**Written problem**
Copy each line of the records that holds the string "name".

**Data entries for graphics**

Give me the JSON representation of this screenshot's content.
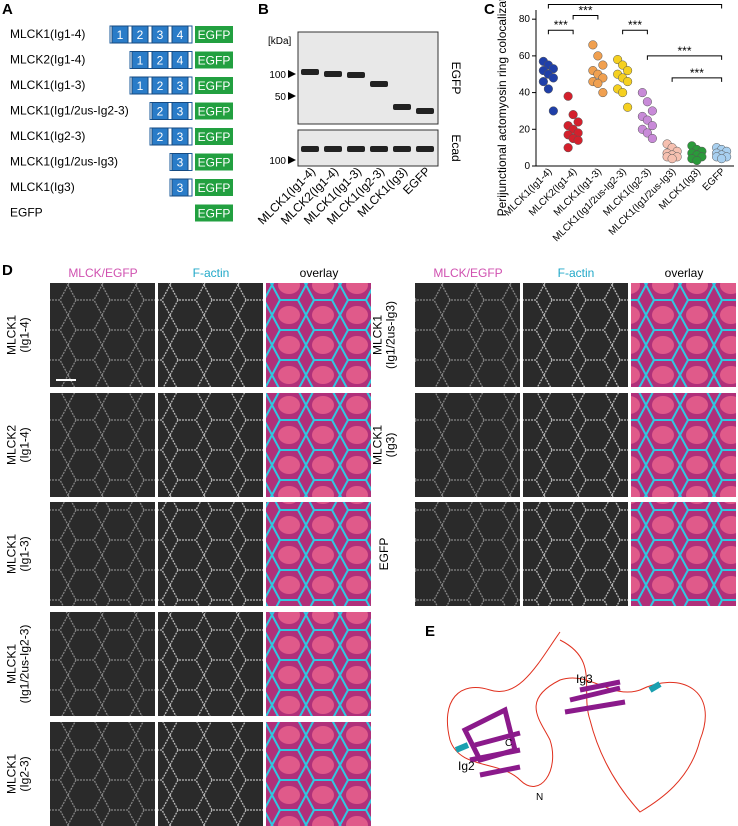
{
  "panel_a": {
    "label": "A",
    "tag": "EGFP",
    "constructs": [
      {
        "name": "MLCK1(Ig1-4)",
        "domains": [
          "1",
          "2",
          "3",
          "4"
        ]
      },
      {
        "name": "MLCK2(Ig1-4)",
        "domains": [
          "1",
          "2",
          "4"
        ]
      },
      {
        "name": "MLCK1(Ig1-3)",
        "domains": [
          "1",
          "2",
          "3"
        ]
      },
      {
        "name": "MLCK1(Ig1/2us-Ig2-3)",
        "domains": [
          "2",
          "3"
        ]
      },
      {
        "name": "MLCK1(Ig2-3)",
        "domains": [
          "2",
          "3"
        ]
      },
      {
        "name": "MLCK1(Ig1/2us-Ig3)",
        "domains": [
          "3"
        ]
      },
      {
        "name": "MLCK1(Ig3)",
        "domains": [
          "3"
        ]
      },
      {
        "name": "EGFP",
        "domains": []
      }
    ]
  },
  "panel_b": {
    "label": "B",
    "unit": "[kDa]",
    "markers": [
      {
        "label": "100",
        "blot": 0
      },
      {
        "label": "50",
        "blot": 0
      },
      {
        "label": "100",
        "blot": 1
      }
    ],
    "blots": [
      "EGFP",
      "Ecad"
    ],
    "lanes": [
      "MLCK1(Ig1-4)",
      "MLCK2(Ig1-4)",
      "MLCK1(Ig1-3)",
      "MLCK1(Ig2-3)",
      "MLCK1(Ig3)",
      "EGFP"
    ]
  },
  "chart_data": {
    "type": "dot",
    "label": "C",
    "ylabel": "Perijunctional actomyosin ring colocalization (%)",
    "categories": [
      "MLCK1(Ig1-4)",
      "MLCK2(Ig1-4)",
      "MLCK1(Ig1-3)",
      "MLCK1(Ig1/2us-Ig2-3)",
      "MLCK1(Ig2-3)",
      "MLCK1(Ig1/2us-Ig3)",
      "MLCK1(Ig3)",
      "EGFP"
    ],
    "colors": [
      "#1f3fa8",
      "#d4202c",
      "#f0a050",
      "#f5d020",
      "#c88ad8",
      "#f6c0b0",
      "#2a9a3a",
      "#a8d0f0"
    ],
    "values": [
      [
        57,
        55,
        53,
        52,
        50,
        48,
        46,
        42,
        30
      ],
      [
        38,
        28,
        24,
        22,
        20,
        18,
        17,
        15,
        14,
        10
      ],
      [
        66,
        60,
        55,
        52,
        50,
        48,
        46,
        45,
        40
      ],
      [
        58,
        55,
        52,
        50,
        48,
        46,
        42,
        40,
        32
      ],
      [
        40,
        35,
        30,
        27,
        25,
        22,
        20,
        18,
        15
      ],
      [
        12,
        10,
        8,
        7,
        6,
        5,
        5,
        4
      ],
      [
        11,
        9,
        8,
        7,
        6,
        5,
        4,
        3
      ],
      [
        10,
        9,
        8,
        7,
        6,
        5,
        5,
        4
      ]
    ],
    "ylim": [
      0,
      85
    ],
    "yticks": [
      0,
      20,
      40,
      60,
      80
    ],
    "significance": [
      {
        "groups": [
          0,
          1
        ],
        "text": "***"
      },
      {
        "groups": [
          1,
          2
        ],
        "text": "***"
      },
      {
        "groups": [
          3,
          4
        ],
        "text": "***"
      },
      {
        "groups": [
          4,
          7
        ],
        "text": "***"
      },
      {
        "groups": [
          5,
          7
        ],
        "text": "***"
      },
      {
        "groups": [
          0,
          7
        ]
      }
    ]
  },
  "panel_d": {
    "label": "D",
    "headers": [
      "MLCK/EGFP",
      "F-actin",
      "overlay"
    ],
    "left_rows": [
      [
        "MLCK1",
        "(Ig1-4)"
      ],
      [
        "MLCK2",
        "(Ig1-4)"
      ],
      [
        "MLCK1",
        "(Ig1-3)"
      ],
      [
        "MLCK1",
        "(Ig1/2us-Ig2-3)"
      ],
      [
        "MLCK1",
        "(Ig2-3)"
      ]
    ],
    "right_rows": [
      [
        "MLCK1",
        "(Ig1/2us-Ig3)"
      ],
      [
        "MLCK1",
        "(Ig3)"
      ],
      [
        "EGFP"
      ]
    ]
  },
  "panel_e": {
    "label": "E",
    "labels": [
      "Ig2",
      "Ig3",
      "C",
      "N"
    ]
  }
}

**Expected answer**
        "name": "MLCK1(Ig1-4)",
        "name": "MLCK2(Ig1-4)",
        "name": "MLCK1(Ig1-3)",
        "name": "MLCK1(Ig1/2us-Ig2-3)",
        "name": "MLCK1(Ig2-3)",
        "name": "MLCK1(Ig1/2us-Ig3)",
        "name": "MLCK1(Ig3)",
        "name": "EGFP",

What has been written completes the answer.